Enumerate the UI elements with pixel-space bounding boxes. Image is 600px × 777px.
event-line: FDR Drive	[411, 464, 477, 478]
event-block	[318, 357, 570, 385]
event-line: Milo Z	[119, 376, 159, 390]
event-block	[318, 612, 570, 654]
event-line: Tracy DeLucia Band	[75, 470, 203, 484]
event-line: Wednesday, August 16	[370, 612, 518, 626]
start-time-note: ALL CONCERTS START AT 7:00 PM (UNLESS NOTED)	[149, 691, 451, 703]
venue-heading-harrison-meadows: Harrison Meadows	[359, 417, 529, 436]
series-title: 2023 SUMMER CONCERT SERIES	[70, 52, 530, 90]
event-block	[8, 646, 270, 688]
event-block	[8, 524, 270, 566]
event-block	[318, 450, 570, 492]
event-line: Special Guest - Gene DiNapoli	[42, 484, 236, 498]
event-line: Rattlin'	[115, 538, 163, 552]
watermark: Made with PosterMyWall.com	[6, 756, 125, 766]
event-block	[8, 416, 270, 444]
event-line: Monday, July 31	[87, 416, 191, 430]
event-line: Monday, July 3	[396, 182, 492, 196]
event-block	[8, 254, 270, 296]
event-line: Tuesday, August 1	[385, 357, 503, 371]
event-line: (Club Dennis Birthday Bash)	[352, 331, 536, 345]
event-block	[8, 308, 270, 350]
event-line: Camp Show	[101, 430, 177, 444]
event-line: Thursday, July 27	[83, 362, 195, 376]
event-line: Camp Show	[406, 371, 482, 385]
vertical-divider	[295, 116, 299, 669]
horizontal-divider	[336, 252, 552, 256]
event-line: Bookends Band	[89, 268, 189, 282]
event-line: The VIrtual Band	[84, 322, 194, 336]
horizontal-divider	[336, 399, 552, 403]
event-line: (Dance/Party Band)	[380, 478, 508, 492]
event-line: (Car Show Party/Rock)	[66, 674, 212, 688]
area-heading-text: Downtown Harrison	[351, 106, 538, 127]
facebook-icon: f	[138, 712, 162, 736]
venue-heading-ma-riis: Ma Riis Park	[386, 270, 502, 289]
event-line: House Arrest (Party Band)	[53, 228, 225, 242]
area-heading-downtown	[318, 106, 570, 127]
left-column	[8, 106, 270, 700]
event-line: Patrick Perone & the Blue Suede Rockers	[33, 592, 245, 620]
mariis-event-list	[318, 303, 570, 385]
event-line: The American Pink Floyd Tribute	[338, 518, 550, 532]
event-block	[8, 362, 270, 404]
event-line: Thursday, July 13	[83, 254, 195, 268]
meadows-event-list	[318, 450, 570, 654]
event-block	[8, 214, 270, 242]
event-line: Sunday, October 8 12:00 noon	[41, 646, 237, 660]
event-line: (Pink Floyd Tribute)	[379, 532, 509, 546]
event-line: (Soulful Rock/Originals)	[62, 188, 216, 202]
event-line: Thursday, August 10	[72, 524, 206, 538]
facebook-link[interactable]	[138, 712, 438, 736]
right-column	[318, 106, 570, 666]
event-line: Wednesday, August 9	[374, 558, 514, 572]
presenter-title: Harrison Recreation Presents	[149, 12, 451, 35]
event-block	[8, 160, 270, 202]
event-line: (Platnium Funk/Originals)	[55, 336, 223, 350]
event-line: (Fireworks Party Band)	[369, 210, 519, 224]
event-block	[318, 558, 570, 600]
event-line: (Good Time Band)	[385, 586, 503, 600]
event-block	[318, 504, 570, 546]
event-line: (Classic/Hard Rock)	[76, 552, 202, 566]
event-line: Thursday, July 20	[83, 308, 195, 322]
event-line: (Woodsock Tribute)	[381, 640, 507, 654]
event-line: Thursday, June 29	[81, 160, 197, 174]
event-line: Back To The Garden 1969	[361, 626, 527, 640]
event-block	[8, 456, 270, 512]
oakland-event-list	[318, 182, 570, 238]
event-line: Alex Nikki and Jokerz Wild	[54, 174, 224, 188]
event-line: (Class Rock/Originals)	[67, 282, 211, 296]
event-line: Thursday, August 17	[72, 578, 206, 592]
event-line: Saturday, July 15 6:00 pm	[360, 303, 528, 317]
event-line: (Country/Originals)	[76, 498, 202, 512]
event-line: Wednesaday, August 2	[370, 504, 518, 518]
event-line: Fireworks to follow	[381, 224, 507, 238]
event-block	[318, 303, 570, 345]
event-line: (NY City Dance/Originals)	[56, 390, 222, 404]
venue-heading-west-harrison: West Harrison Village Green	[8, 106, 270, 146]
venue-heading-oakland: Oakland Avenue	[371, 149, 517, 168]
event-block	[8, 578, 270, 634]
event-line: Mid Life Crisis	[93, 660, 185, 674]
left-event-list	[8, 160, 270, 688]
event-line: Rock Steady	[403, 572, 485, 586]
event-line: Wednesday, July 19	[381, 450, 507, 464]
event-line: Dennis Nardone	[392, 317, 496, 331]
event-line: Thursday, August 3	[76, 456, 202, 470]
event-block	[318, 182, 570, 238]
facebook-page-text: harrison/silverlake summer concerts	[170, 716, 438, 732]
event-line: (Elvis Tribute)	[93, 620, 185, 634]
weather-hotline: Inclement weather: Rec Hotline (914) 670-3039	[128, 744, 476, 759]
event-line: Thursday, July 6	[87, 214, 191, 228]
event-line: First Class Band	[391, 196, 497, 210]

§ §

Would you restate each of the entries word for word?

▶ [Task solution]
Enumerate the UI elements with pixel-space bounding boxes. Image is 600px × 777px.
event-line: FDR Drive	[411, 464, 477, 478]
event-block	[318, 357, 570, 385]
event-line: Milo Z	[119, 376, 159, 390]
event-block	[318, 612, 570, 654]
event-line: Tracy DeLucia Band	[75, 470, 203, 484]
event-line: Wednesday, August 16	[370, 612, 518, 626]
start-time-note: ALL CONCERTS START AT 7:00 PM (UNLESS NOTED)	[149, 691, 451, 703]
venue-heading-harrison-meadows: Harrison Meadows	[359, 417, 529, 436]
series-title: 2023 SUMMER CONCERT SERIES	[70, 52, 530, 90]
event-block	[8, 646, 270, 688]
event-block	[8, 524, 270, 566]
event-block	[318, 450, 570, 492]
event-line: Special Guest - Gene DiNapoli	[42, 484, 236, 498]
event-line: Rattlin'	[115, 538, 163, 552]
watermark: Made with PosterMyWall.com	[6, 756, 125, 766]
event-block	[8, 416, 270, 444]
event-line: Monday, July 31	[87, 416, 191, 430]
event-line: Monday, July 3	[396, 182, 492, 196]
event-block	[8, 254, 270, 296]
event-line: Tuesday, August 1	[385, 357, 503, 371]
event-line: (Club Dennis Birthday Bash)	[352, 331, 536, 345]
event-block	[8, 308, 270, 350]
event-line: Camp Show	[101, 430, 177, 444]
event-line: Thursday, July 27	[83, 362, 195, 376]
event-line: Camp Show	[406, 371, 482, 385]
vertical-divider	[295, 116, 299, 669]
horizontal-divider	[336, 252, 552, 256]
event-line: Bookends Band	[89, 268, 189, 282]
event-line: The VIrtual Band	[84, 322, 194, 336]
horizontal-divider	[336, 399, 552, 403]
event-line: (Dance/Party Band)	[380, 478, 508, 492]
event-line: (Car Show Party/Rock)	[66, 674, 212, 688]
area-heading-text: Downtown Harrison	[351, 106, 538, 127]
facebook-icon: f	[138, 712, 162, 736]
venue-heading-ma-riis: Ma Riis Park	[386, 270, 502, 289]
event-line: House Arrest (Party Band)	[53, 228, 225, 242]
area-heading-downtown	[318, 106, 570, 127]
left-column	[8, 106, 270, 700]
event-line: Patrick Perone & the Blue Suede Rockers	[33, 592, 245, 620]
mariis-event-list	[318, 303, 570, 385]
event-line: The American Pink Floyd Tribute	[338, 518, 550, 532]
event-block	[8, 362, 270, 404]
event-line: Thursday, July 13	[83, 254, 195, 268]
meadows-event-list	[318, 450, 570, 654]
event-block	[8, 214, 270, 242]
event-line: Sunday, October 8 12:00 noon	[41, 646, 237, 660]
event-line: (Pink Floyd Tribute)	[379, 532, 509, 546]
event-line: (Soulful Rock/Originals)	[62, 188, 216, 202]
event-line: Thursday, August 10	[72, 524, 206, 538]
facebook-link[interactable]	[138, 712, 438, 736]
right-column	[318, 106, 570, 666]
event-line: Wednesday, August 9	[374, 558, 514, 572]
presenter-title: Harrison Recreation Presents	[149, 12, 451, 35]
event-block	[8, 160, 270, 202]
event-line: (Platnium Funk/Originals)	[55, 336, 223, 350]
event-line: (Fireworks Party Band)	[369, 210, 519, 224]
event-block	[318, 558, 570, 600]
event-line: (Good Time Band)	[385, 586, 503, 600]
event-block	[318, 504, 570, 546]
event-line: (Classic/Hard Rock)	[76, 552, 202, 566]
event-line: Thursday, July 20	[83, 308, 195, 322]
event-line: (Woodsock Tribute)	[381, 640, 507, 654]
event-line: Thursday, June 29	[81, 160, 197, 174]
event-line: Back To The Garden 1969	[361, 626, 527, 640]
event-block	[8, 456, 270, 512]
oakland-event-list	[318, 182, 570, 238]
event-line: Alex Nikki and Jokerz Wild	[54, 174, 224, 188]
event-line: (Class Rock/Originals)	[67, 282, 211, 296]
event-line: Thursday, August 17	[72, 578, 206, 592]
event-line: Saturday, July 15 6:00 pm	[360, 303, 528, 317]
event-line: (Country/Originals)	[76, 498, 202, 512]
event-line: Wednesaday, August 2	[370, 504, 518, 518]
event-line: Fireworks to follow	[381, 224, 507, 238]
event-block	[318, 303, 570, 345]
event-line: (NY City Dance/Originals)	[56, 390, 222, 404]
venue-heading-west-harrison: West Harrison Village Green	[8, 106, 270, 146]
venue-heading-oakland: Oakland Avenue	[371, 149, 517, 168]
event-block	[8, 578, 270, 634]
event-line: Mid Life Crisis	[93, 660, 185, 674]
left-event-list	[8, 160, 270, 688]
event-line: Rock Steady	[403, 572, 485, 586]
event-line: Wednesday, July 19	[381, 450, 507, 464]
event-line: Dennis Nardone	[392, 317, 496, 331]
event-line: Thursday, August 3	[76, 456, 202, 470]
event-block	[318, 182, 570, 238]
facebook-page-text: harrison/silverlake summer concerts	[170, 716, 438, 732]
event-line: (Elvis Tribute)	[93, 620, 185, 634]
weather-hotline: Inclement weather: Rec Hotline (914) 670-3039	[128, 744, 476, 759]
event-line: Thursday, July 6	[87, 214, 191, 228]
event-line: First Class Band	[391, 196, 497, 210]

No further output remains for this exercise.